### Task instructions
Reproduce all the entries precisely.

───

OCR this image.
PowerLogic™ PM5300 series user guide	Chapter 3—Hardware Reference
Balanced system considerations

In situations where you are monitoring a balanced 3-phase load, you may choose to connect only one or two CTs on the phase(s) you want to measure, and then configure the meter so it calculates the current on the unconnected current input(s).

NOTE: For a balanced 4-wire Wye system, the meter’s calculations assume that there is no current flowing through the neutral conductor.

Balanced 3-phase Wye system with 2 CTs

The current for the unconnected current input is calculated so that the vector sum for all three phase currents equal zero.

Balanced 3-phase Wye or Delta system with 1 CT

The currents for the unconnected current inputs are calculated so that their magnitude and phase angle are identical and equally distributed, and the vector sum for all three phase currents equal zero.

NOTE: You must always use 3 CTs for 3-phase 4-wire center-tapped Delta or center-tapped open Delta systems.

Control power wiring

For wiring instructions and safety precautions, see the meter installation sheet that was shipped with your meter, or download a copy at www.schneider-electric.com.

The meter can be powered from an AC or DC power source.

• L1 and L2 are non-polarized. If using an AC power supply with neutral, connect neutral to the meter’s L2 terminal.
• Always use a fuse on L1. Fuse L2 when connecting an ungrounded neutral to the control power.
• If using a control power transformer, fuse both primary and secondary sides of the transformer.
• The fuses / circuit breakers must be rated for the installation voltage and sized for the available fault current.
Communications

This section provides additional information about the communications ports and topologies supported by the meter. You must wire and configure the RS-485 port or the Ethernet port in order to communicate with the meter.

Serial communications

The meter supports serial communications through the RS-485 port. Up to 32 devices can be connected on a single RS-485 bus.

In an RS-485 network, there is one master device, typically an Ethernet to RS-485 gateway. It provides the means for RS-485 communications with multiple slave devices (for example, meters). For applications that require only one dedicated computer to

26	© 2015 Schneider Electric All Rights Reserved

───

### Expected answer
OCR this image.
PowerLogic™ PM5300 series user guide	Chapter 3—Hardware Reference
Balanced system considerations

In situations where you are monitoring a balanced 3-phase load, you may choose to connect only one or two CTs on the phase(s) you want to measure, and then configure the meter so it calculates the current on the unconnected current input(s).

NOTE: For a balanced 4-wire Wye system, the meter’s calculations assume that there is no current flowing through the neutral conductor.

Balanced 3-phase Wye system with 2 CTs

The current for the unconnected current input is calculated so that the vector sum for all three phase currents equal zero.

Balanced 3-phase Wye or Delta system with 1 CT

The currents for the unconnected current inputs are calculated so that their magnitude and phase angle are identical and equally distributed, and the vector sum for all three phase currents equal zero.

NOTE: You must always use 3 CTs for 3-phase 4-wire center-tapped Delta or center-tapped open Delta systems.

Control power wiring

For wiring instructions and safety precautions, see the meter installation sheet that was shipped with your meter, or download a copy at www.schneider-electric.com.

The meter can be powered from an AC or DC power source.

• L1 and L2 are non-polarized. If using an AC power supply with neutral, connect neutral to the meter’s L2 terminal.
• Always use a fuse on L1. Fuse L2 when connecting an ungrounded neutral to the control power.
• If using a control power transformer, fuse both primary and secondary sides of the transformer.
• The fuses / circuit breakers must be rated for the installation voltage and sized for the available fault current.
Communications

This section provides additional information about the communications ports and topologies supported by the meter. You must wire and configure the RS-485 port or the Ethernet port in order to communicate with the meter.

Serial communications

The meter supports serial communications through the RS-485 port. Up to 32 devices can be connected on a single RS-485 bus.

In an RS-485 network, there is one master device, typically an Ethernet to RS-485 gateway. It provides the means for RS-485 communications with multiple slave devices (for example, meters). For applications that require only one dedicated computer to

26	© 2015 Schneider Electric All Rights Reserved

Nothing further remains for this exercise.